Work to complete:
Examine the records and identify each line that includes the string "textbox". Copy those lines.

================

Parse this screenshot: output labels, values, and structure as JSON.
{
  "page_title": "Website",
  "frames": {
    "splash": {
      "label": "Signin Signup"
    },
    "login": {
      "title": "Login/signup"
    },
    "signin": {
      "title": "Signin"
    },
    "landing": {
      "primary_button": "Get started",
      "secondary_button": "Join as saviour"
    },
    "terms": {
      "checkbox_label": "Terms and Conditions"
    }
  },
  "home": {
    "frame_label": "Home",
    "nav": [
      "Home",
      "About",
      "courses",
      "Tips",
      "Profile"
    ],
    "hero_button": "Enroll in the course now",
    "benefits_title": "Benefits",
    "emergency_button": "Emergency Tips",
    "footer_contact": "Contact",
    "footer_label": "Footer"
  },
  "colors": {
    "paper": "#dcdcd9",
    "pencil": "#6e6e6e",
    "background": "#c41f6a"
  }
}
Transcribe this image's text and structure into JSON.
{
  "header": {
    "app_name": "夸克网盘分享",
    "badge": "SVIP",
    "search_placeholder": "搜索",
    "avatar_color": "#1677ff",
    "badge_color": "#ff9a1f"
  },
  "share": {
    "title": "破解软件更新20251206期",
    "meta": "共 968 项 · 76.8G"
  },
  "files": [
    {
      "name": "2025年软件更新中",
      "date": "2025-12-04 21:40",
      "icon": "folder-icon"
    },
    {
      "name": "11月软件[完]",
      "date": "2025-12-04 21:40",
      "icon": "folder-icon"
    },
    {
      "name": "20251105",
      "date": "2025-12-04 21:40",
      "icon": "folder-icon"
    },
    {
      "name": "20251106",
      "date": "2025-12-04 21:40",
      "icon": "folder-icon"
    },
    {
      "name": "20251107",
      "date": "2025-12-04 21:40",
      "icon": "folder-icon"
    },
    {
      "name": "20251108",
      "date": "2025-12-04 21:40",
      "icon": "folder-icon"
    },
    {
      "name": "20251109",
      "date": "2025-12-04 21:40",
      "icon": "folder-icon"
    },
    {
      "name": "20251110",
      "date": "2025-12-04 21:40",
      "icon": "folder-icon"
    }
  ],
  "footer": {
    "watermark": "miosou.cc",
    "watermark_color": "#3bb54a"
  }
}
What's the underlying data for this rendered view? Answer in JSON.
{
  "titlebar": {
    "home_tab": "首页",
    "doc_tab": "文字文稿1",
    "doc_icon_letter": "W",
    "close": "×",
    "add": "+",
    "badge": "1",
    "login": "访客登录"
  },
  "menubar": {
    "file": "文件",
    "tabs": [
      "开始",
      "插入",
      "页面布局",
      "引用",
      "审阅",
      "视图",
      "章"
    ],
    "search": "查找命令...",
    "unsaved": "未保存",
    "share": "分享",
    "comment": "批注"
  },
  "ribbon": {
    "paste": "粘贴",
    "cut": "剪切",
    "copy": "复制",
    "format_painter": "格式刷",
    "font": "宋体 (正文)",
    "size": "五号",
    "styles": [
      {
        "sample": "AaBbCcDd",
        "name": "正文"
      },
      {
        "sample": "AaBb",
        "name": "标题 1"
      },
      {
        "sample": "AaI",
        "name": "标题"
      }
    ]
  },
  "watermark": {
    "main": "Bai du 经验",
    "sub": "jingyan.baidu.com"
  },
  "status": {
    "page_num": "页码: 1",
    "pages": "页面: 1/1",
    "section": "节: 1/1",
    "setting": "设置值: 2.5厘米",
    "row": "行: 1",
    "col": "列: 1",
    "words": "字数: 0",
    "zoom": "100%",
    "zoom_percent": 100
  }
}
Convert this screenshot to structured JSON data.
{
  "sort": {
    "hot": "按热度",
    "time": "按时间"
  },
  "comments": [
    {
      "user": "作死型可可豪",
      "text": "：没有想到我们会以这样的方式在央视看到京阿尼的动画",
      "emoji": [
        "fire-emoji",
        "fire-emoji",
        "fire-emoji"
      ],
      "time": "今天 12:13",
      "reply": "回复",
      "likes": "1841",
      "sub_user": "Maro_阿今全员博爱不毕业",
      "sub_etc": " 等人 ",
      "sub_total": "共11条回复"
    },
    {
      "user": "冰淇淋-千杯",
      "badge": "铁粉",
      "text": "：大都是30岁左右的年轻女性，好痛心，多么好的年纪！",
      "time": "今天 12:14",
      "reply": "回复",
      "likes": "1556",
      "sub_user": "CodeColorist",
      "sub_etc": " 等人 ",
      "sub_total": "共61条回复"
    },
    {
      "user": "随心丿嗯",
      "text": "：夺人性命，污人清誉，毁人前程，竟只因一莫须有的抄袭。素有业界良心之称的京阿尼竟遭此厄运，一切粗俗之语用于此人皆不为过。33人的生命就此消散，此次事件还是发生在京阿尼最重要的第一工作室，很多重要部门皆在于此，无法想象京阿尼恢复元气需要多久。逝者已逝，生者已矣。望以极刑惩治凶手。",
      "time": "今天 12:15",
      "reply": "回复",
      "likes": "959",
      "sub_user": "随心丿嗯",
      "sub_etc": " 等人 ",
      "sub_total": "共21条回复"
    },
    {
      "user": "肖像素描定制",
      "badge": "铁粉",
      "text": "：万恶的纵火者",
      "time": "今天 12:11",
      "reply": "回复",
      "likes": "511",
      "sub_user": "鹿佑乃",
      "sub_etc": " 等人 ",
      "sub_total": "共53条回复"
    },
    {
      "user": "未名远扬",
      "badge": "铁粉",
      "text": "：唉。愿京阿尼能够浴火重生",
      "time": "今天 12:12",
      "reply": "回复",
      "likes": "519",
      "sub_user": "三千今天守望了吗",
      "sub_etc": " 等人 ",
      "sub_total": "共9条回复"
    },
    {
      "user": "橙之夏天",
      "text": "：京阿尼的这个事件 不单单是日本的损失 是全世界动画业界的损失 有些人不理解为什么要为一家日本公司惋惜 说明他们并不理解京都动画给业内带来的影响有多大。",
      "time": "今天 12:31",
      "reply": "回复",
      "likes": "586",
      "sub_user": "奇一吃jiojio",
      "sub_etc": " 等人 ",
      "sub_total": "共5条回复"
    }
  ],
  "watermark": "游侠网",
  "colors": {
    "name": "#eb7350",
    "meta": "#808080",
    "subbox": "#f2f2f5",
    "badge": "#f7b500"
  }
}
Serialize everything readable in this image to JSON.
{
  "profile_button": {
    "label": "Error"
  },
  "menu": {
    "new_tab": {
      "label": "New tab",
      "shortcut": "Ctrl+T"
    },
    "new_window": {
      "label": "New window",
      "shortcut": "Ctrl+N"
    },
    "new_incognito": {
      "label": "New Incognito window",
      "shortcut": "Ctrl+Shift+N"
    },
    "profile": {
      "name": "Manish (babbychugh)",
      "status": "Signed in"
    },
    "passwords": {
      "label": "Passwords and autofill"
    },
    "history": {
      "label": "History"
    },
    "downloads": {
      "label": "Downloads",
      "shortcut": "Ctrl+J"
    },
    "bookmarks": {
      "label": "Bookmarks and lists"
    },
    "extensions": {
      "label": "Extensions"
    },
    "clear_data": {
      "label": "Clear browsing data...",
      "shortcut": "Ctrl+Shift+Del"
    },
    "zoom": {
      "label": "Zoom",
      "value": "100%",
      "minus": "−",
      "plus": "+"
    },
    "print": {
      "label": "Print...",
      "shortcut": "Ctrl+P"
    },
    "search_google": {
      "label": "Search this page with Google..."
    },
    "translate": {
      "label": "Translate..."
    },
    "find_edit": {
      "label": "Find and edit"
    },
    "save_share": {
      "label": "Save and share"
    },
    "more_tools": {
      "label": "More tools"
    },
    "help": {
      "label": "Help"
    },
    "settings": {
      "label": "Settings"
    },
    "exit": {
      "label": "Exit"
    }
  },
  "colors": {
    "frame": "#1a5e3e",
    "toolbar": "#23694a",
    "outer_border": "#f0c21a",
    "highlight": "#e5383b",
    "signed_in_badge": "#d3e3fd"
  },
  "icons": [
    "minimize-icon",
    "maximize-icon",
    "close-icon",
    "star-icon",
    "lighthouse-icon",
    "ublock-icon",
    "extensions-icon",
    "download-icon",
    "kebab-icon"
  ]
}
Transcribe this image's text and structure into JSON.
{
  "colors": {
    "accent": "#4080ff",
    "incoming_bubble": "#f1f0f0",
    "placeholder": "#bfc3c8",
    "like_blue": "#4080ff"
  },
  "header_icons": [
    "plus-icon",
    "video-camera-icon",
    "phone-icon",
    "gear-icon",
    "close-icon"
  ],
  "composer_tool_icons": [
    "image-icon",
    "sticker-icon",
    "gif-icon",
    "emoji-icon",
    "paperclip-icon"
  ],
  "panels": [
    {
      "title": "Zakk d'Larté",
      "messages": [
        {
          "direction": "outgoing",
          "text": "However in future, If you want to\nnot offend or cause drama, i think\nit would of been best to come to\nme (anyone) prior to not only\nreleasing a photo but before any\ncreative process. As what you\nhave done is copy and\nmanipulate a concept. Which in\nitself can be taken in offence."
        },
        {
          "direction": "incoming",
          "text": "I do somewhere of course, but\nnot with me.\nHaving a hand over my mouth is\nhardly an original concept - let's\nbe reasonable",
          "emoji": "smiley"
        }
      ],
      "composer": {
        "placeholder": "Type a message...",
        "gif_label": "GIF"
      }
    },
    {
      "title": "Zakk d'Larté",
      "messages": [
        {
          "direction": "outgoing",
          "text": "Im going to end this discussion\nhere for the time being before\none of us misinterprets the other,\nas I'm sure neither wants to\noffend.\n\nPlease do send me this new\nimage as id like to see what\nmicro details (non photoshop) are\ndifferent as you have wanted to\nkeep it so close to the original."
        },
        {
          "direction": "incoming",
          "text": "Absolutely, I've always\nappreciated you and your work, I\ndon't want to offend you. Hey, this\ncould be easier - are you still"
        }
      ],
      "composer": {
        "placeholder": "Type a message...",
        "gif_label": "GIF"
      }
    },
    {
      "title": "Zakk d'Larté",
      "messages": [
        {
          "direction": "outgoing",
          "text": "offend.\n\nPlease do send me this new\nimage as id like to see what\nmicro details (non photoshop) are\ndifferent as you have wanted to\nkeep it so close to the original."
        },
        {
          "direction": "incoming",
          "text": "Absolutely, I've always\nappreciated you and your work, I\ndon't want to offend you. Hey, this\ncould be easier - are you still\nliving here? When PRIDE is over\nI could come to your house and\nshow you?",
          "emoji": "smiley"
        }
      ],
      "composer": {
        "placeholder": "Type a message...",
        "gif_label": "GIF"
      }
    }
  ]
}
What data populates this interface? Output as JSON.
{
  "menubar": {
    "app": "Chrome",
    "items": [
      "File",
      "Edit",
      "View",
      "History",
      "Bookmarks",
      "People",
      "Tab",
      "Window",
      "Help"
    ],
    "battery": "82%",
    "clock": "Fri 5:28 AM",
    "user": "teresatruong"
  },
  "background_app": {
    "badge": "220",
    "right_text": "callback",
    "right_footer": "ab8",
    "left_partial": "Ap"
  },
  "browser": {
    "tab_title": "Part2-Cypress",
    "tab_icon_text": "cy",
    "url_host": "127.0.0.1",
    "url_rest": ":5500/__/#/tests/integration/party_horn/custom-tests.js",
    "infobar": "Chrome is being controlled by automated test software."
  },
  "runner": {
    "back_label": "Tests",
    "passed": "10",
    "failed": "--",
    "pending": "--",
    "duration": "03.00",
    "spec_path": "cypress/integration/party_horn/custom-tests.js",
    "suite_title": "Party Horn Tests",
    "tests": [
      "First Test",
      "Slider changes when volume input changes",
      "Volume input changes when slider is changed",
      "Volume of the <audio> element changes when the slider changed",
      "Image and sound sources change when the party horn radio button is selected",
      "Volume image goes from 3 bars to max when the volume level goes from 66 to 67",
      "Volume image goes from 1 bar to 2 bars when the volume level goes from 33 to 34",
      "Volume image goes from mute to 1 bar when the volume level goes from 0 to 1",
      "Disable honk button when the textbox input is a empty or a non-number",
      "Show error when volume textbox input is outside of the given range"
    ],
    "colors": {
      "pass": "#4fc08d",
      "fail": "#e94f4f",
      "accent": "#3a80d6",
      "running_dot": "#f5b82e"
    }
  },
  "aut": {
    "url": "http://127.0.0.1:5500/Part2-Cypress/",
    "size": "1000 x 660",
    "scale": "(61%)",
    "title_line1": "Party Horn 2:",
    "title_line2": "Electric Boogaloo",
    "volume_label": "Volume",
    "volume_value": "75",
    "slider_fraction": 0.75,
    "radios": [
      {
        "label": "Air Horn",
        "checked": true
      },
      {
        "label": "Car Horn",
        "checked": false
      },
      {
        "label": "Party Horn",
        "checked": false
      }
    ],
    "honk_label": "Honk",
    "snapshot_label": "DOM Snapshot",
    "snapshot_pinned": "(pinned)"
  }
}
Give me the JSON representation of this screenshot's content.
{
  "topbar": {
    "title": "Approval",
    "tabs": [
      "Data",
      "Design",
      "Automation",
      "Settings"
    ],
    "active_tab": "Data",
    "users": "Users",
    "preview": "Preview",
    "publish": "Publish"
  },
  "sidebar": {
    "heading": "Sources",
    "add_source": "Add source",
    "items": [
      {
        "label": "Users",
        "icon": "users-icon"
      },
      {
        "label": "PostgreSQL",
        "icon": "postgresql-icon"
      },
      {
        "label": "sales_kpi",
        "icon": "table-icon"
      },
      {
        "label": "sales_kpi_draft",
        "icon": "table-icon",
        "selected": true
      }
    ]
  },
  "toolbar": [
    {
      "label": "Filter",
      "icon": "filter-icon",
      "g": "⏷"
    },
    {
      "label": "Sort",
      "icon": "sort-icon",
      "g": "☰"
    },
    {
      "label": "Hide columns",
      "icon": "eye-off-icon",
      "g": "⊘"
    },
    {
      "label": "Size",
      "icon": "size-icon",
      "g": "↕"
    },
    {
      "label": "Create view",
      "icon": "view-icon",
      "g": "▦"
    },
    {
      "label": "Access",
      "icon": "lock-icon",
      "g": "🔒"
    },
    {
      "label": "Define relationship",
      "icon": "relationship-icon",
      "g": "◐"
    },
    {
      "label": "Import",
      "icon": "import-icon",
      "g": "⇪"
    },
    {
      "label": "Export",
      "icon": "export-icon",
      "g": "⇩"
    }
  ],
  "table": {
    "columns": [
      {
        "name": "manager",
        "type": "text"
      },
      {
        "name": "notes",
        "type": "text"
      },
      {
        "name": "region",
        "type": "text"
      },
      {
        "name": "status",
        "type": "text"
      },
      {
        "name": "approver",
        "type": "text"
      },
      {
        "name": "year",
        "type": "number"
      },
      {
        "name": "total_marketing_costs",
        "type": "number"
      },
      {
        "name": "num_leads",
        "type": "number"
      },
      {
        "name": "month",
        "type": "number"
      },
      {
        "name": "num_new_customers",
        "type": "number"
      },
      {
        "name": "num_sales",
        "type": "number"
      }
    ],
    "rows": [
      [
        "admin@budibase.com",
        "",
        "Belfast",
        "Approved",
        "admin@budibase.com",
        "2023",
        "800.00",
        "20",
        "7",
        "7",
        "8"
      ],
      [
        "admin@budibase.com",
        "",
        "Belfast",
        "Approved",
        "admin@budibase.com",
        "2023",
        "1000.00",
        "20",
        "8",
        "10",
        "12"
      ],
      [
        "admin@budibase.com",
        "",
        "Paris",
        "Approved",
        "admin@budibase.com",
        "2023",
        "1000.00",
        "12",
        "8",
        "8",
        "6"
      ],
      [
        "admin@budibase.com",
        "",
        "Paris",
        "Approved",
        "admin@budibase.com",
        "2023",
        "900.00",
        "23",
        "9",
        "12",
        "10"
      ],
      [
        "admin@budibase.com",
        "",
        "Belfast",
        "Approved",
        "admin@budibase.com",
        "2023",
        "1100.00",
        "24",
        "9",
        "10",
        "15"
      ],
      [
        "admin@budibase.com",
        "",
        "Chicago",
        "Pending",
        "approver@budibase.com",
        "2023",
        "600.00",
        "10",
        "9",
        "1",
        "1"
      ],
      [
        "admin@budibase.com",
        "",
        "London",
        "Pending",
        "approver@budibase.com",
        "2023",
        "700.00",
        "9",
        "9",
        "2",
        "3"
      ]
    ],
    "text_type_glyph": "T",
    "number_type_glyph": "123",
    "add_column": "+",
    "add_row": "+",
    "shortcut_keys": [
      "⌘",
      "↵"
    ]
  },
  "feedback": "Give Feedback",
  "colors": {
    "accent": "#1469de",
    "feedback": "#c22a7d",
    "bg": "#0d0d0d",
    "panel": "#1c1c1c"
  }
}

================

Answer to the exercise:
      "Disable honk button when the textbox input is a empty or a non-number",
      "Show error when volume textbox input is outside of the given range"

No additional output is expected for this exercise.